== Stated task ==
Your task is to quote the material that follows, in full and exactly.

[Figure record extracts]
* START *
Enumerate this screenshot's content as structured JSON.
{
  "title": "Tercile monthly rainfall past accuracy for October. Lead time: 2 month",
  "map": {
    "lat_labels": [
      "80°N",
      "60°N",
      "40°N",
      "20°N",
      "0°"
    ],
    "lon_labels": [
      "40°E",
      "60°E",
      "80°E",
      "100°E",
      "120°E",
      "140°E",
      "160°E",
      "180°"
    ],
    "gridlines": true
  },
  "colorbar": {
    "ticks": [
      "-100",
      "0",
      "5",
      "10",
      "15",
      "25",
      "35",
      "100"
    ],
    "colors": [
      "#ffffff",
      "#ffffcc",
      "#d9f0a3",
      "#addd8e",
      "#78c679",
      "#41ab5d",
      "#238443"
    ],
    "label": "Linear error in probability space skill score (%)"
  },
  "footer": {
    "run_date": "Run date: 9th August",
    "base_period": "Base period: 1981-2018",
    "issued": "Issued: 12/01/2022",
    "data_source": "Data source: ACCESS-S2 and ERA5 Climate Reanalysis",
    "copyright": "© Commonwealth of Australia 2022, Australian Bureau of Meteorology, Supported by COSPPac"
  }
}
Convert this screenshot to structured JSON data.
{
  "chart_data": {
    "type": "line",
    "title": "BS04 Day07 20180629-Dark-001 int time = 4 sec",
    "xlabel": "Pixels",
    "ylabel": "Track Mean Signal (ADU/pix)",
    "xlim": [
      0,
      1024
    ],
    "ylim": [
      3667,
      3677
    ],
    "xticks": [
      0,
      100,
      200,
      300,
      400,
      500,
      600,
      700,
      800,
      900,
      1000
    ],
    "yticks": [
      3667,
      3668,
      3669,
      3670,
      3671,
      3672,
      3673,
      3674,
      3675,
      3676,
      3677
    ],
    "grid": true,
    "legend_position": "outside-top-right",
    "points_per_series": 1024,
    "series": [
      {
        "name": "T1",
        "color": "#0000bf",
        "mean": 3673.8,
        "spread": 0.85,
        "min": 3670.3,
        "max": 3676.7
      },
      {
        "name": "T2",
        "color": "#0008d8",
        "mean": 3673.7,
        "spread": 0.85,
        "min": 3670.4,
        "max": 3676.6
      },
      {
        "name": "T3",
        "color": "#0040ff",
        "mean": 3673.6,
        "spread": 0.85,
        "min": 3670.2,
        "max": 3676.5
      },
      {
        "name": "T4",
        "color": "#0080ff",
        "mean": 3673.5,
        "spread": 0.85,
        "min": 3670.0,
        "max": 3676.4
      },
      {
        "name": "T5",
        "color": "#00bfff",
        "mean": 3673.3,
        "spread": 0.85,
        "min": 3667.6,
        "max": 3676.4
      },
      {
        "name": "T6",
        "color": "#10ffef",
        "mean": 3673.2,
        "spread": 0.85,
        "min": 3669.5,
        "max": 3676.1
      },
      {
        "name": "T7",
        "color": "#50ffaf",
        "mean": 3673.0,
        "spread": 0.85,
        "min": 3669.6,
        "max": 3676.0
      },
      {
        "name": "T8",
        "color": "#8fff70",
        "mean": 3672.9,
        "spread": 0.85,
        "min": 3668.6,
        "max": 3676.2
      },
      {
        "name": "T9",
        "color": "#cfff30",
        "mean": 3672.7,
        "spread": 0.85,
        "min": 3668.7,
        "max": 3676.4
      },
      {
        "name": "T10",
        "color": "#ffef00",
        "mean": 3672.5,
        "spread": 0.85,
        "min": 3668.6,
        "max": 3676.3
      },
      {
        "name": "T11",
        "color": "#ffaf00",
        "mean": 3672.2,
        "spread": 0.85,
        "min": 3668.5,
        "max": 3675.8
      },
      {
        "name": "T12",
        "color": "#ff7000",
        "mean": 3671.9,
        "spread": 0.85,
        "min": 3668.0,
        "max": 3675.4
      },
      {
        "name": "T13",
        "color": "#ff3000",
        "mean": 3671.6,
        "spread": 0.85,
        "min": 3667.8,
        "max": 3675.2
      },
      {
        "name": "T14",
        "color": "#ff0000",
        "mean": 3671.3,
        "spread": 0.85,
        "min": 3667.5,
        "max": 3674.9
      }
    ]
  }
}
* END *
== Expected answer ==
Enumerate this screenshot's content as structured JSON.
{
  "title": "Tercile monthly rainfall past accuracy for October. Lead time: 2 month",
  "map": {
    "lat_labels": [
      "80°N",
      "60°N",
      "40°N",
      "20°N",
      "0°"
    ],
    "lon_labels": [
      "40°E",
      "60°E",
      "80°E",
      "100°E",
      "120°E",
      "140°E",
      "160°E",
      "180°"
    ],
    "gridlines": true
  },
  "colorbar": {
    "ticks": [
      "-100",
      "0",
      "5",
      "10",
      "15",
      "25",
      "35",
      "100"
    ],
    "colors": [
      "#ffffff",
      "#ffffcc",
      "#d9f0a3",
      "#addd8e",
      "#78c679",
      "#41ab5d",
      "#238443"
    ],
    "label": "Linear error in probability space skill score (%)"
  },
  "footer": {
    "run_date": "Run date: 9th August",
    "base_period": "Base period: 1981-2018",
    "issued": "Issued: 12/01/2022",
    "data_source": "Data source: ACCESS-S2 and ERA5 Climate Reanalysis",
    "copyright": "© Commonwealth of Australia 2022, Australian Bureau of Meteorology, Supported by COSPPac"
  }
}
Convert this screenshot to structured JSON data.
{
  "chart_data": {
    "type": "line",
    "title": "BS04 Day07 20180629-Dark-001 int time = 4 sec",
    "xlabel": "Pixels",
    "ylabel": "Track Mean Signal (ADU/pix)",
    "xlim": [
      0,
      1024
    ],
    "ylim": [
      3667,
      3677
    ],
    "xticks": [
      0,
      100,
      200,
      300,
      400,
      500,
      600,
      700,
      800,
      900,
      1000
    ],
    "yticks": [
      3667,
      3668,
      3669,
      3670,
      3671,
      3672,
      3673,
      3674,
      3675,
      3676,
      3677
    ],
    "grid": true,
    "legend_position": "outside-top-right",
    "points_per_series": 1024,
    "series": [
      {
        "name": "T1",
        "color": "#0000bf",
        "mean": 3673.8,
        "spread": 0.85,
        "min": 3670.3,
        "max": 3676.7
      },
      {
        "name": "T2",
        "color": "#0008d8",
        "mean": 3673.7,
        "spread": 0.85,
        "min": 3670.4,
        "max": 3676.6
      },
      {
        "name": "T3",
        "color": "#0040ff",
        "mean": 3673.6,
        "spread": 0.85,
        "min": 3670.2,
        "max": 3676.5
      },
      {
        "name": "T4",
        "color": "#0080ff",
        "mean": 3673.5,
        "spread": 0.85,
        "min": 3670.0,
        "max": 3676.4
      },
      {
        "name": "T5",
        "color": "#00bfff",
        "mean": 3673.3,
        "spread": 0.85,
        "min": 3667.6,
        "max": 3676.4
      },
      {
        "name": "T6",
        "color": "#10ffef",
        "mean": 3673.2,
        "spread": 0.85,
        "min": 3669.5,
        "max": 3676.1
      },
      {
        "name": "T7",
        "color": "#50ffaf",
        "mean": 3673.0,
        "spread": 0.85,
        "min": 3669.6,
        "max": 3676.0
      },
      {
        "name": "T8",
        "color": "#8fff70",
        "mean": 3672.9,
        "spread": 0.85,
        "min": 3668.6,
        "max": 3676.2
      },
      {
        "name": "T9",
        "color": "#cfff30",
        "mean": 3672.7,
        "spread": 0.85,
        "min": 3668.7,
        "max": 3676.4
      },
      {
        "name": "T10",
        "color": "#ffef00",
        "mean": 3672.5,
        "spread": 0.85,
        "min": 3668.6,
        "max": 3676.3
      },
      {
        "name": "T11",
        "color": "#ffaf00",
        "mean": 3672.2,
        "spread": 0.85,
        "min": 3668.5,
        "max": 3675.8
      },
      {
        "name": "T12",
        "color": "#ff7000",
        "mean": 3671.9,
        "spread": 0.85,
        "min": 3668.0,
        "max": 3675.4
      },
      {
        "name": "T13",
        "color": "#ff3000",
        "mean": 3671.6,
        "spread": 0.85,
        "min": 3667.8,
        "max": 3675.2
      },
      {
        "name": "T14",
        "color": "#ff0000",
        "mean": 3671.3,
        "spread": 0.85,
        "min": 3667.5,
        "max": 3674.9
      }
    ]
  }
}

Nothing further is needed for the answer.